WORK TO DO:
Tally the lines holding the string "title" and reply with that number alone.

Items from a data source
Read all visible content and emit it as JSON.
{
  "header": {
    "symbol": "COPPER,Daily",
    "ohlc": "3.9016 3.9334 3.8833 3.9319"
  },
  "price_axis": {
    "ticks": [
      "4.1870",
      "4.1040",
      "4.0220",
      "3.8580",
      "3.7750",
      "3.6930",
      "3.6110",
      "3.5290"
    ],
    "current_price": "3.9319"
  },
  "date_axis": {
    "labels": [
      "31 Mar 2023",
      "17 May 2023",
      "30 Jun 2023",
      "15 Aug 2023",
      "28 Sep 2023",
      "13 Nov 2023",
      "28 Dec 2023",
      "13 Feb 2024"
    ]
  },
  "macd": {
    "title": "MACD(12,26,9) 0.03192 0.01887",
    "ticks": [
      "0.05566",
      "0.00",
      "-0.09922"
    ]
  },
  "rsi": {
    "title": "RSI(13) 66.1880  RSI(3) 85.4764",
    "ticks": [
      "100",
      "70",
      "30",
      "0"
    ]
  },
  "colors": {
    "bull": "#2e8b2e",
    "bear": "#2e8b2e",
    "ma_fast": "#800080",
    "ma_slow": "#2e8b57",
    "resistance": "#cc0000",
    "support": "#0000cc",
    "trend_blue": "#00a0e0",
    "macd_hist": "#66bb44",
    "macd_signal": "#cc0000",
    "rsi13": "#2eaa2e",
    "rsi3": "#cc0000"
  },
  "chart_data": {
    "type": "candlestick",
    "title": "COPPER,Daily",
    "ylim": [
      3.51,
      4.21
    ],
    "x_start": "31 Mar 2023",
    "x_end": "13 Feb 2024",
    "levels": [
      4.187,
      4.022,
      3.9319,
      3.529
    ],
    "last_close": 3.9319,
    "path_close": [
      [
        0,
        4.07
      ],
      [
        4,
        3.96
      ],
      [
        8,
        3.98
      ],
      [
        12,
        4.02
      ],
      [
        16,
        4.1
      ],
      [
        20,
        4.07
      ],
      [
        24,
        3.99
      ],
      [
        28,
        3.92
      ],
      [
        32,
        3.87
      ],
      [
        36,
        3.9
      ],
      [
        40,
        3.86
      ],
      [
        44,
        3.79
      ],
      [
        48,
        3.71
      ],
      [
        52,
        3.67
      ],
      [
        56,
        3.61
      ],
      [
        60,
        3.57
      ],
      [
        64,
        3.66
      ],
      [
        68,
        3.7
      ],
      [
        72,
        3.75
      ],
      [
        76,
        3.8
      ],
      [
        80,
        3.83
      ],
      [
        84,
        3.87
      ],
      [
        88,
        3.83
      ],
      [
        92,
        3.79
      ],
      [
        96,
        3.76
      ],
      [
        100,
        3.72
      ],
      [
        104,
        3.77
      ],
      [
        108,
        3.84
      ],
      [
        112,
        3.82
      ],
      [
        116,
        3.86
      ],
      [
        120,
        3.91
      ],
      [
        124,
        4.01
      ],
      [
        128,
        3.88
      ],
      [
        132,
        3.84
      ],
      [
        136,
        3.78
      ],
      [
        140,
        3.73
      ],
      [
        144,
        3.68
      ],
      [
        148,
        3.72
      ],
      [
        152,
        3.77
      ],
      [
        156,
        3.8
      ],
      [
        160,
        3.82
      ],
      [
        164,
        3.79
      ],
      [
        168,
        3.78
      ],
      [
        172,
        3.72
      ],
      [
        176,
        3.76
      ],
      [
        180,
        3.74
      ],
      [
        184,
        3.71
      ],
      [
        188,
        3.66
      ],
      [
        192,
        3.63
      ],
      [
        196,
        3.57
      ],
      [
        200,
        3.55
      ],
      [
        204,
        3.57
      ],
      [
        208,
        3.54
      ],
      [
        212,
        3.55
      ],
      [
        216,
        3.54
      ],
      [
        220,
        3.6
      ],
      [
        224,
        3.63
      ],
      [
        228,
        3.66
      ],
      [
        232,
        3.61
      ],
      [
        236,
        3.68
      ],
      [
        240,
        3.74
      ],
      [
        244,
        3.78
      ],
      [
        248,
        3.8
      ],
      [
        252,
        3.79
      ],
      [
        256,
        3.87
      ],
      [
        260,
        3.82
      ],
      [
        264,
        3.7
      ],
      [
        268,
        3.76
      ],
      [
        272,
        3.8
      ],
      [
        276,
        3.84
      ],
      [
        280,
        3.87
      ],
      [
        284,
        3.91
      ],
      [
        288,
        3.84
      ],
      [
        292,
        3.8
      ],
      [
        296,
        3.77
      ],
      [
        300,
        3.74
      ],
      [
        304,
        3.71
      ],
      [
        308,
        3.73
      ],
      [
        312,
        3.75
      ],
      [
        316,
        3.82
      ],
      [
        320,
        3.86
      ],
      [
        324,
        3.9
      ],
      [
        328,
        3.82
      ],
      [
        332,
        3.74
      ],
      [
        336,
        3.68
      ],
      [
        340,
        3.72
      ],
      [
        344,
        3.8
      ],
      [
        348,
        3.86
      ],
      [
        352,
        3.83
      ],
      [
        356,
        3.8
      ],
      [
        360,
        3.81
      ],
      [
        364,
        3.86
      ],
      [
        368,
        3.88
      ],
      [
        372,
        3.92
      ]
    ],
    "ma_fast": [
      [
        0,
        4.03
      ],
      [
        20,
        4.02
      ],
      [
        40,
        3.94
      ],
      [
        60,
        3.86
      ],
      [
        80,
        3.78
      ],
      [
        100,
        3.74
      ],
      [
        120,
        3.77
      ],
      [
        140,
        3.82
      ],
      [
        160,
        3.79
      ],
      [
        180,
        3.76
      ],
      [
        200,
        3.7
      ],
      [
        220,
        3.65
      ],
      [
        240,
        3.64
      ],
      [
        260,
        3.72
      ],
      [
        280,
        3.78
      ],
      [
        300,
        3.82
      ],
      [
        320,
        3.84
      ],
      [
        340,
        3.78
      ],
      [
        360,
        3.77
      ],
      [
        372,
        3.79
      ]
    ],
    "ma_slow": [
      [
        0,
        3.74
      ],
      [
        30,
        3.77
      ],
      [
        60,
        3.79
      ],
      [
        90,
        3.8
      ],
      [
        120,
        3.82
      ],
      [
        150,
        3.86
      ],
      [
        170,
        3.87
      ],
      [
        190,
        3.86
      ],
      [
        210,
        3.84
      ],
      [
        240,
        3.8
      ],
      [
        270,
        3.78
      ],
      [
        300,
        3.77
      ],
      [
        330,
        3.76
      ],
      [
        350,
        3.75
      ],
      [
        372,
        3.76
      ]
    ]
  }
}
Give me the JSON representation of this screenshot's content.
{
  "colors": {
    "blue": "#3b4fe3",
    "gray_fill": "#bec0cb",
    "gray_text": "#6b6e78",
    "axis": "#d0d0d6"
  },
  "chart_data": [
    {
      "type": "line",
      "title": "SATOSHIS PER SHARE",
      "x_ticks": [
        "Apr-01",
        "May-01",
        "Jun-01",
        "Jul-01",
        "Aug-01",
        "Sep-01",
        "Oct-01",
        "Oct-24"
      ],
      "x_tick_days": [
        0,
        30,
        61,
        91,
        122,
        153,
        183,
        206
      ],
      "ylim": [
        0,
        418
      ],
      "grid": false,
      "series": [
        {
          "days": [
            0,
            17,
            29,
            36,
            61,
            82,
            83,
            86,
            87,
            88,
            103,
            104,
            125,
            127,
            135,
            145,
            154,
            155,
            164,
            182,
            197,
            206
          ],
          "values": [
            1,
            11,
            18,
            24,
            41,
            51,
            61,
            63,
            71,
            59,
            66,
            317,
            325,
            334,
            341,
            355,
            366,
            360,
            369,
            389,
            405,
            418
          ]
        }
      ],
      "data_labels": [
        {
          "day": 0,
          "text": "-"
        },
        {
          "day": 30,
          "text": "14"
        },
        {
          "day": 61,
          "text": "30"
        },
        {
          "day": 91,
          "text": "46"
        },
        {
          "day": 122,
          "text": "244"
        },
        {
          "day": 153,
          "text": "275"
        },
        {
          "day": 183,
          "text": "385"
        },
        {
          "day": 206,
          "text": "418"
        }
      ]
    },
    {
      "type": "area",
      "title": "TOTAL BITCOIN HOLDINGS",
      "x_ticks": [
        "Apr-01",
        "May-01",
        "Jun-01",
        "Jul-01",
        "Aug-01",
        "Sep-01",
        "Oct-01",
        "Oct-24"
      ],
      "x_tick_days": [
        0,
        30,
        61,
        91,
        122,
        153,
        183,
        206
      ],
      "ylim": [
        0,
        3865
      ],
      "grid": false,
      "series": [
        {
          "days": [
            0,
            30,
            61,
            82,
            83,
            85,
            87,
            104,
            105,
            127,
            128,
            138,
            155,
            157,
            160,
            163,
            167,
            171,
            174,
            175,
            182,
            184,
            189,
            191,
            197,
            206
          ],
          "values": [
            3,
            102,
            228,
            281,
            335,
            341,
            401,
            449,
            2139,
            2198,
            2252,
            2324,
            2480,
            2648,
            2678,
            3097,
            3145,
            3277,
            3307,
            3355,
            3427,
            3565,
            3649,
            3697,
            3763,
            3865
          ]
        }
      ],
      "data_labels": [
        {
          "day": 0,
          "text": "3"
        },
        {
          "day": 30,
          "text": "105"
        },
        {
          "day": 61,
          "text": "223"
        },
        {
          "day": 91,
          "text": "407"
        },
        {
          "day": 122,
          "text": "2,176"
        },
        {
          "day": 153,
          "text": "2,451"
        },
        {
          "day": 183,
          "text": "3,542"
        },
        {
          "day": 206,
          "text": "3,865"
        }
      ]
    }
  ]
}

WRITTEN RESPONSE:
5